### [What you need to do]
If a line in the data below holds the word "PHYSICAL", copy it.

____

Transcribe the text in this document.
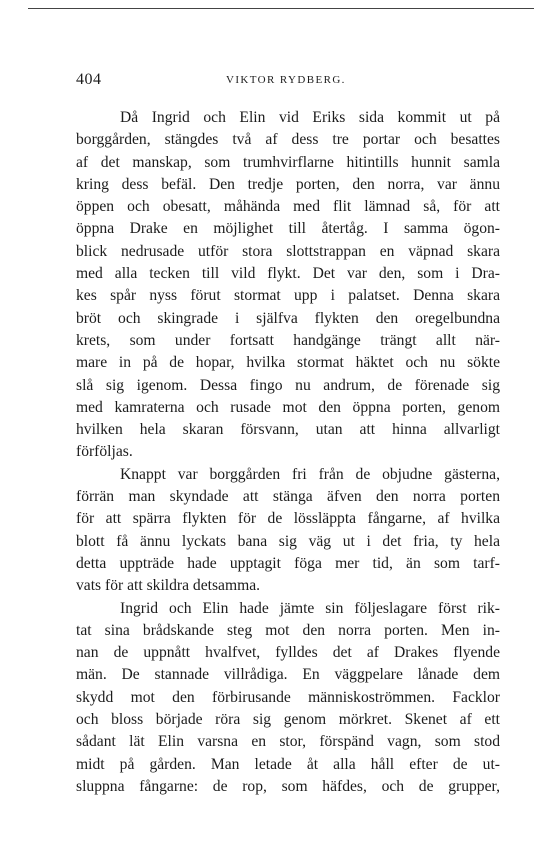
404	VIKTOR RYDBERG.
Då Ingrid och Elin vid Eriks sida kommit ut på
borggården, stängdes två af dess tre portar och besattes
af det manskap, som trumhvirflarne hitintills hunnit samla
kring dess befäl. Den tredje porten, den norra, var ännu
öppen och obesatt, måhända med flit lämnad så, för att
öppna Drake en möjlighet till återtåg. I samma ögon-
blick nedrusade utför stora slottstrappan en väpnad skara
med alla tecken till vild flykt. Det var den, som i Dra-
kes spår nyss förut stormat upp i palatset. Denna skara
bröt och skingrade i själfva flykten den oregelbundna
krets, som under fortsatt handgänge trängt allt när-
mare in på de hopar, hvilka stormat häktet och nu sökte
slå sig igenom. Dessa fingo nu andrum, de förenade sig
med kamraterna och rusade mot den öppna porten, genom
hvilken hela skaran försvann, utan att hinna allvarligt
förföljas.
Knappt var borggården fri från de objudne gästerna,
förrän man skyndade att stänga äfven den norra porten
för att spärra flykten för de lössläppta fångarne, af hvilka
blott få ännu lyckats bana sig väg ut i det fria, ty hela
detta uppträde hade upptagit föga mer tid, än som tarf-
vats för att skildra detsamma.
Ingrid och Elin hade jämte sin följeslagare först rik-
tat sina brådskande steg mot den norra porten. Men in-
nan de uppnått hvalfvet, fylldes det af Drakes flyende
män. De stannade villrådiga. En väggpelare lånade dem
skydd mot den förbirusande människoströmmen. Facklor
och bloss började röra sig genom mörkret. Skenet af ett
sådant lät Elin varsna en stor, förspänd vagn, som stod
midt på gården. Man letade åt alla håll efter de ut-
sluppna fångarne: de rop, som häfdes, och de grupper,
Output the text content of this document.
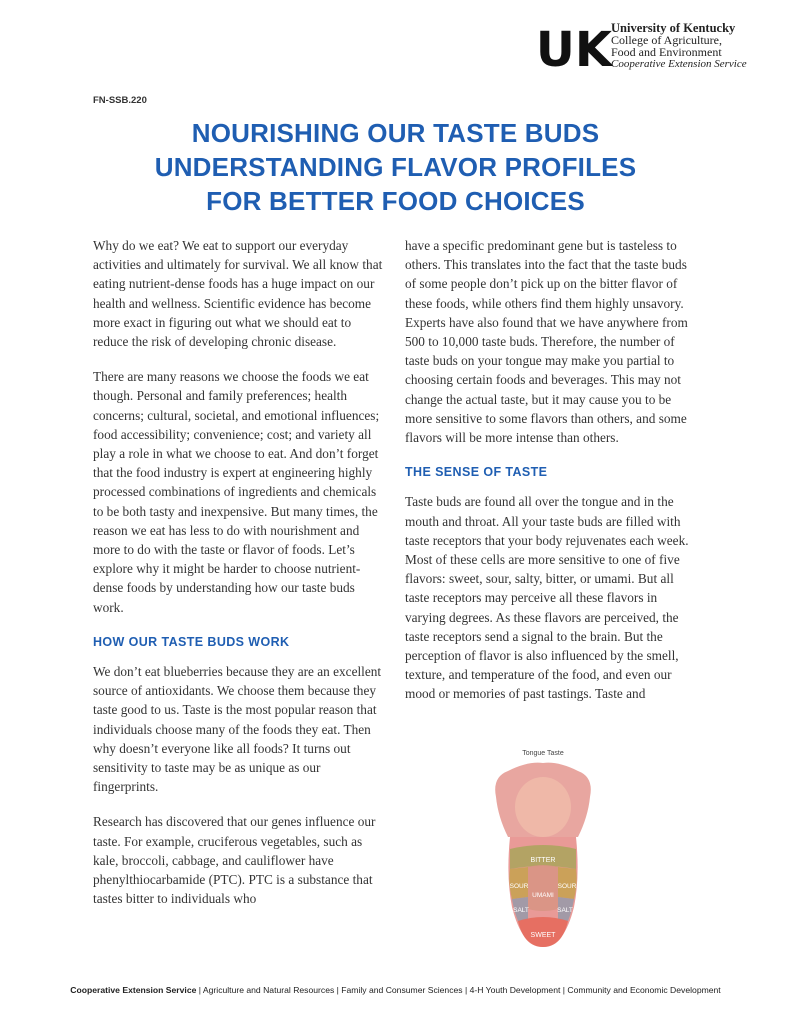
UK
University of Kentucky
College of Agriculture,
Food and Environment
Cooperative Extension Service
FN-SSB.220
NOURISHING OUR TASTE BUDS
UNDERSTANDING FLAVOR PROFILES
FOR BETTER FOOD CHOICES

Why do we eat? We eat to support our everyday activities and ultimately for survival. We all know that eating nutrient-dense foods has a huge impact on our health and wellness. Scientific evidence has become more exact in figuring out what we should eat to reduce the risk of developing chronic disease.

There are many reasons we choose the foods we eat though. Personal and family preferences; health concerns; cultural, societal, and emotional influences; food accessibility; convenience; cost; and variety all play a role in what we choose to eat. And don’t forget that the food industry is expert at engineering highly processed combinations of ingredients and chemicals to be both tasty and inexpensive. But many times, the reason we eat has less to do with nourishment and more to do with the taste or flavor of foods. Let’s explore why it might be harder to choose nutrient-dense foods by understanding how our taste buds work.

HOW OUR TASTE BUDS WORK

We don’t eat blueberries because they are an excellent source of antioxidants. We choose them because they taste good to us. Taste is the most popular reason that individuals choose many of the foods they eat. Then why doesn’t everyone like all foods? It turns out sensitivity to taste may be as unique as our fingerprints.

Research has discovered that our genes influence our taste. For example, cruciferous vegetables, such as kale, broccoli, cabbage, and cauliflower have phenylthiocarbamide (PTC). PTC is a substance that tastes bitter to individuals who

have a specific predominant gene but is tasteless to others. This translates into the fact that the taste buds of some people don’t pick up on the bitter flavor of these foods, while others find them highly unsavory. Experts have also found that we have anywhere from 500 to 10,000 taste buds. Therefore, the number of taste buds on your tongue may make you partial to choosing certain foods and beverages. This may not change the actual taste, but it may cause you to be more sensitive to some flavors than others, and some flavors will be more intense than others.

THE SENSE OF TASTE

Taste buds are found all over the tongue and in the mouth and throat. All your taste buds are filled with taste receptors that your body rejuvenates each week. Most of these cells are more sensitive to one of five flavors: sweet, sour, salty, bitter, or umami. But all taste receptors may perceive all these flavors in varying degrees. As these flavors are perceived, the taste receptors send a signal to the brain. But the perception of flavor is also influenced by the smell, texture, and temperature of the food, and even our mood or memories of past tastings. Taste and

Tongue Taste
BITTER
SOUR	SOUR
UMAMI
SALT	SALT
SWEET
Cooperative Extension Service | Agriculture and Natural Resources | Family and Consumer Sciences | 4-H Youth Development | Community and Economic Development
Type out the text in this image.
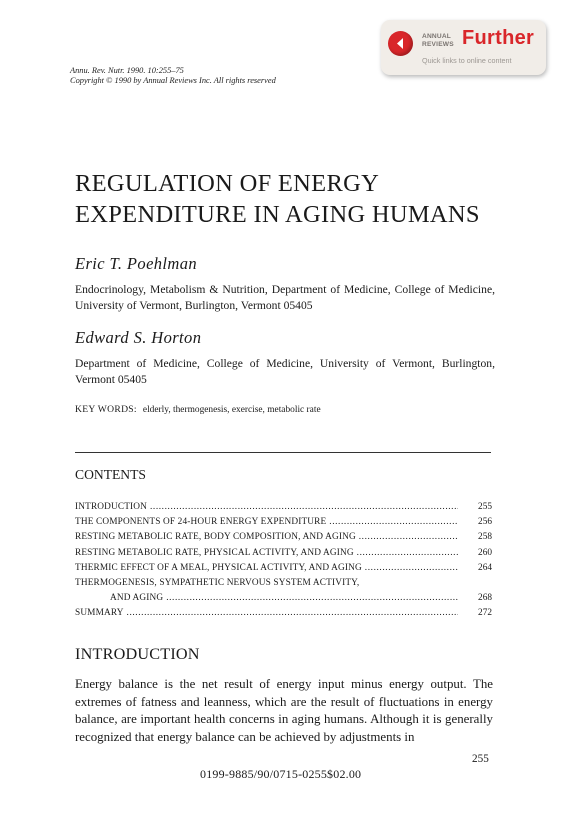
Annu. Rev. Nutr. 1990. 10:255–75
Copyright © 1990 by Annual Reviews Inc. All rights reserved
ANNUAL
REVIEWS Further
Quick links to online content
REGULATION OF ENERGY
EXPENDITURE IN AGING HUMANS
Eric T. Poehlman
Endocrinology, Metabolism & Nutrition, Department of Medicine, College of Medicine, University of Vermont, Burlington, Vermont 05405
Edward S. Horton
Department of Medicine, College of Medicine, University of Vermont, Burlington, Vermont 05405
KEY WORDS: elderly, thermogenesis, exercise, metabolic rate
CONTENTS
INTRODUCTION .....	255
THE COMPONENTS OF 24-HOUR ENERGY EXPENDITURE .....	256
RESTING METABOLIC RATE, BODY COMPOSITION, AND AGING .....	258
RESTING METABOLIC RATE, PHYSICAL ACTIVITY, AND AGING .....	260
THERMIC EFFECT OF A MEAL, PHYSICAL ACTIVITY, AND AGING .....	264
THERMOGENESIS, SYMPATHETIC NERVOUS SYSTEM ACTIVITY,
AND AGING .....	268
SUMMARY .....	272
INTRODUCTION
Energy balance is the net result of energy input minus energy output. The extremes of fatness and leanness, which are the result of fluctuations in energy balance, are important health concerns in aging humans. Although it is generally recognized that energy balance can be achieved by adjustments in
255
0199-9885/90/0715-0255$02.00
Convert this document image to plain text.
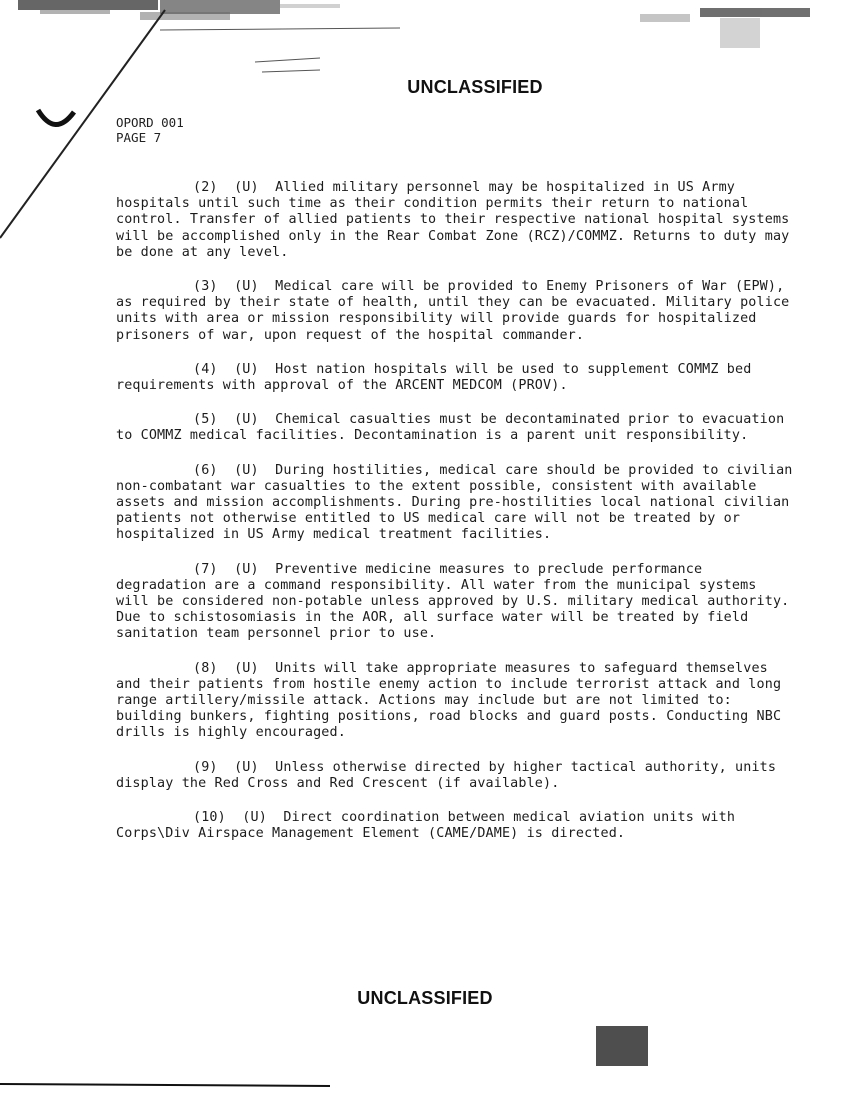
UNCLASSIFIED
OPORD 001
PAGE 7

(2) (U) Allied military personnel may be hospitalized in US Army hospitals until such time as their condition permits their return to national control. Transfer of allied patients to their respective national hospital systems will be accomplished only in the Rear Combat Zone (RCZ)/COMMZ. Returns to duty may be done at any level.

(3) (U) Medical care will be provided to Enemy Prisoners of War (EPW), as required by their state of health, until they can be evacuated. Military police units with area or mission responsibility will provide guards for hospitalized prisoners of war, upon request of the hospital commander.

(4) (U) Host nation hospitals will be used to supplement COMMZ bed requirements with approval of the ARCENT MEDCOM (PROV).

(5) (U) Chemical casualties must be decontaminated prior to evacuation to COMMZ medical facilities. Decontamination is a parent unit responsibility.

(6) (U) During hostilities, medical care should be provided to civilian non-combatant war casualties to the extent possible, consistent with available assets and mission accomplishments. During pre-hostilities local national civilian patients not otherwise entitled to US medical care will not be treated by or hospitalized in US Army medical treatment facilities.

(7) (U) Preventive medicine measures to preclude performance degradation are a command responsibility. All water from the municipal systems will be considered non-potable unless approved by U.S. military medical authority. Due to schistosomiasis in the AOR, all surface water will be treated by field sanitation team personnel prior to use.

(8) (U) Units will take appropriate measures to safeguard themselves and their patients from hostile enemy action to include terrorist attack and long range artillery/missile attack. Actions may include but are not limited to: building bunkers, fighting positions, road blocks and guard posts. Conducting NBC drills is highly encouraged.

(9) (U) Unless otherwise directed by higher tactical authority, units display the Red Cross and Red Crescent (if available).

(10) (U) Direct coordination between medical aviation units with Corps\Div Airspace Management Element (CAME/DAME) is directed.

UNCLASSIFIED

____

### [Output of the exercise]
RESTING METABOLIC RATE, PHYSICAL ACTIVITY, AND AGING .....	260
THERMIC EFFECT OF A MEAL, PHYSICAL ACTIVITY, AND AGING .....	264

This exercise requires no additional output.